* start Listing *

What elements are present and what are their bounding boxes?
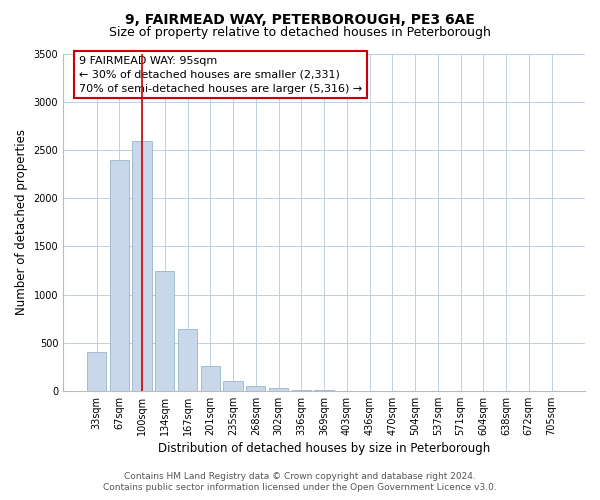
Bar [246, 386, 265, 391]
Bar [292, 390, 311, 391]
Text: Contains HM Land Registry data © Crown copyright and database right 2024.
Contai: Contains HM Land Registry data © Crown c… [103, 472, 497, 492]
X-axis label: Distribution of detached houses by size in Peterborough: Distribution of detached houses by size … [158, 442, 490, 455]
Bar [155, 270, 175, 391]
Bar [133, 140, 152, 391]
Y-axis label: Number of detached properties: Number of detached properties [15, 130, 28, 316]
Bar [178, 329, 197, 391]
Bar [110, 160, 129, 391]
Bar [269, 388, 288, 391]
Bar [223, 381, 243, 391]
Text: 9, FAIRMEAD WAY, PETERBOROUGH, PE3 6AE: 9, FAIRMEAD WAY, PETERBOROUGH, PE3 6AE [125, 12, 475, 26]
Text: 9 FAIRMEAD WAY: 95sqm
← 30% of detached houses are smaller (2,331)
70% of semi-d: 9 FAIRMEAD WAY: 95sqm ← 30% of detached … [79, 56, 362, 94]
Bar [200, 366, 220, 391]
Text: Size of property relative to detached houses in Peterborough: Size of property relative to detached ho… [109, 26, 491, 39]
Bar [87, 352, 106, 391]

* end Listing *
* start Listing *

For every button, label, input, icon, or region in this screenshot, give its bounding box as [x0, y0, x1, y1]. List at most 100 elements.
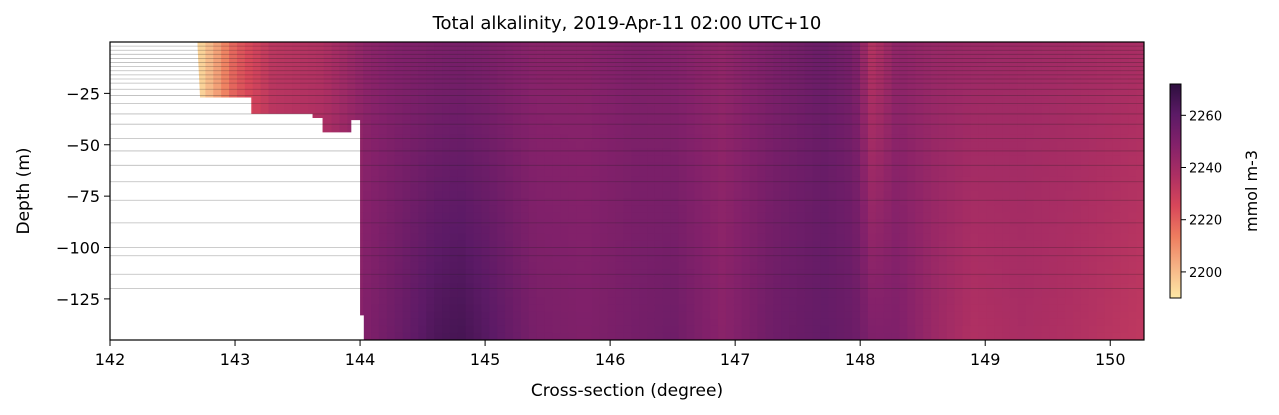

* end Listing *
* start Listing *

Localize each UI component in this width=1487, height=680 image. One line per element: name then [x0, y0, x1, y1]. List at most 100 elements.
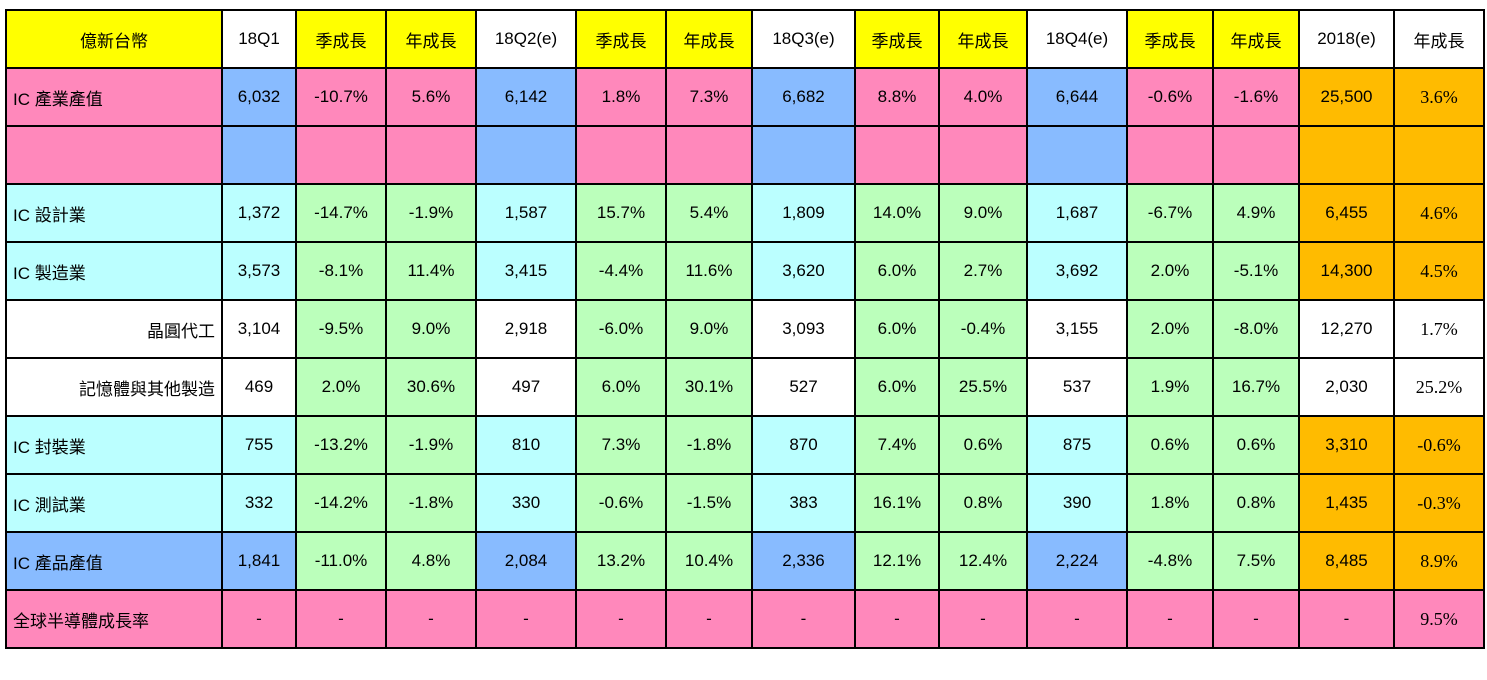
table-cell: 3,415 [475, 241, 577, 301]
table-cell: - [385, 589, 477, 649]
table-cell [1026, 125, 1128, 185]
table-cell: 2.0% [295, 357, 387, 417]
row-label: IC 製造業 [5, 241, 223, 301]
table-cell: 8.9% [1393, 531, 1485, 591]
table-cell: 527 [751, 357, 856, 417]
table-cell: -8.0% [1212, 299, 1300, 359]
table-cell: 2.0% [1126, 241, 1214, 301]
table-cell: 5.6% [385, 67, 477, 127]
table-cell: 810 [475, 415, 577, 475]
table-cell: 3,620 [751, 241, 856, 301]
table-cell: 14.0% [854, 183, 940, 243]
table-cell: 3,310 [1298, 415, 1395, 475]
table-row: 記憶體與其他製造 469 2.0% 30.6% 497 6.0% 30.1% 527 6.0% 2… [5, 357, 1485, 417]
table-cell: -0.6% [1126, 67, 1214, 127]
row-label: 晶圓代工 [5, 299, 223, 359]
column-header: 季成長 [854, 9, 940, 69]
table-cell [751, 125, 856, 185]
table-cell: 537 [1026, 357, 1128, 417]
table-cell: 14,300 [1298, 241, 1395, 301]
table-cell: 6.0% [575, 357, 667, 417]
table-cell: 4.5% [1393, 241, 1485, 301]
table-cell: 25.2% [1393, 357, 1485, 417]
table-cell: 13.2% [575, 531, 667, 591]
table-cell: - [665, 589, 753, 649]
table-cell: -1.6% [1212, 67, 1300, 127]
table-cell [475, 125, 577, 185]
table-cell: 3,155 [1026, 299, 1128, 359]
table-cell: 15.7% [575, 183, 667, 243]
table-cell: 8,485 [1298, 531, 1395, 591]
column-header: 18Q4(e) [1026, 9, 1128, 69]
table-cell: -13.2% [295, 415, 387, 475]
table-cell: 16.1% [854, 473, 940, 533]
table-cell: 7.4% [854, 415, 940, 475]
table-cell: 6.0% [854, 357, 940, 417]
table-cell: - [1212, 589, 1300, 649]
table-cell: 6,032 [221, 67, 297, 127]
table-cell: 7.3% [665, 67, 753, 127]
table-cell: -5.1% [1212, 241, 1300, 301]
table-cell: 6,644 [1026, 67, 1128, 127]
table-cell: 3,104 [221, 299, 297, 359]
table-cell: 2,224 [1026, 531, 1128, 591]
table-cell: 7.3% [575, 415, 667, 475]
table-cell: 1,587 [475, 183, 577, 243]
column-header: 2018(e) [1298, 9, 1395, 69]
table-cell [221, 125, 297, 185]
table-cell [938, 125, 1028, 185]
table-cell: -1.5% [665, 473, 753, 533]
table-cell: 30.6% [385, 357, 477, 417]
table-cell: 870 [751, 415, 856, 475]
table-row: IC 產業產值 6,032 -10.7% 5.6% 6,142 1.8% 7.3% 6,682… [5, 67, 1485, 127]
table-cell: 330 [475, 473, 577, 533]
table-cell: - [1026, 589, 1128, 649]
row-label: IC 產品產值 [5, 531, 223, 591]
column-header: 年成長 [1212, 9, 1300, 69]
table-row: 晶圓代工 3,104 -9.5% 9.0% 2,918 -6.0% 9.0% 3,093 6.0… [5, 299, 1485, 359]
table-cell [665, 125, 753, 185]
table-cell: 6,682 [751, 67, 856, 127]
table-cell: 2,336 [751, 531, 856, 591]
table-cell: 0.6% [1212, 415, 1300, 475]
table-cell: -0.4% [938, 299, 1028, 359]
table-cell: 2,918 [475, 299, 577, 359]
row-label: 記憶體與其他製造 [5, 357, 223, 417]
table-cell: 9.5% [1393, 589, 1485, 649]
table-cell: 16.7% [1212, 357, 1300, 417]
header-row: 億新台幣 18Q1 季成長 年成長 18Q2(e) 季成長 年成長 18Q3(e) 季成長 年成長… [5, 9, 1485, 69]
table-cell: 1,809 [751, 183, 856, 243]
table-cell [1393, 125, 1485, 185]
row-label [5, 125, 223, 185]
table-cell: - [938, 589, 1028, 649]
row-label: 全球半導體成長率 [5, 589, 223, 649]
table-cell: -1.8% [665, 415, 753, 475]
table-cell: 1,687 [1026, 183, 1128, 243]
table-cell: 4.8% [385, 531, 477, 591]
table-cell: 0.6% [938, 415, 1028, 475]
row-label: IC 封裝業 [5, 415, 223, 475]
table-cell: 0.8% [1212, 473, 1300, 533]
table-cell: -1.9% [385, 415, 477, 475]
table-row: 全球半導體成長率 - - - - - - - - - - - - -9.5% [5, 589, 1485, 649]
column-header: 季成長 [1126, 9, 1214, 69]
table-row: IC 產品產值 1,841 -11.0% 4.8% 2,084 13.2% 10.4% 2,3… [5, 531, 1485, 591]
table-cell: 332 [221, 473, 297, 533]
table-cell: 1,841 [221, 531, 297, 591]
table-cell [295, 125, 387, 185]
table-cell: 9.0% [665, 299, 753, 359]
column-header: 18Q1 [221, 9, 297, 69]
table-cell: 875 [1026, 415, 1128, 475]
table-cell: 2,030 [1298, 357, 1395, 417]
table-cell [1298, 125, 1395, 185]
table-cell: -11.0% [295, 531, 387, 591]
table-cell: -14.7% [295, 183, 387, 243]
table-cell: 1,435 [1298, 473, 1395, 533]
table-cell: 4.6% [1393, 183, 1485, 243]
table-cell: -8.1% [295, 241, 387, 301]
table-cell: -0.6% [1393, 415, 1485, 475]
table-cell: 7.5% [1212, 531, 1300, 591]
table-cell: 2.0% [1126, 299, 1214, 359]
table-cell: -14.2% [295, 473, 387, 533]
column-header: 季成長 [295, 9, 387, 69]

* end Listing *

Set exercise: Copy out, word for word, the stretch of rows from the one containing "What elements are" through the one containing "Text: Contains HM", leaving the pictures out of your answer.

Result for this exercise:
What elements are present and what are their bounding boxes?
Bar [246, 386, 265, 391]
Bar [292, 390, 311, 391]
Text: Contains HM Land Registry data © Crown copyright and database right 2024.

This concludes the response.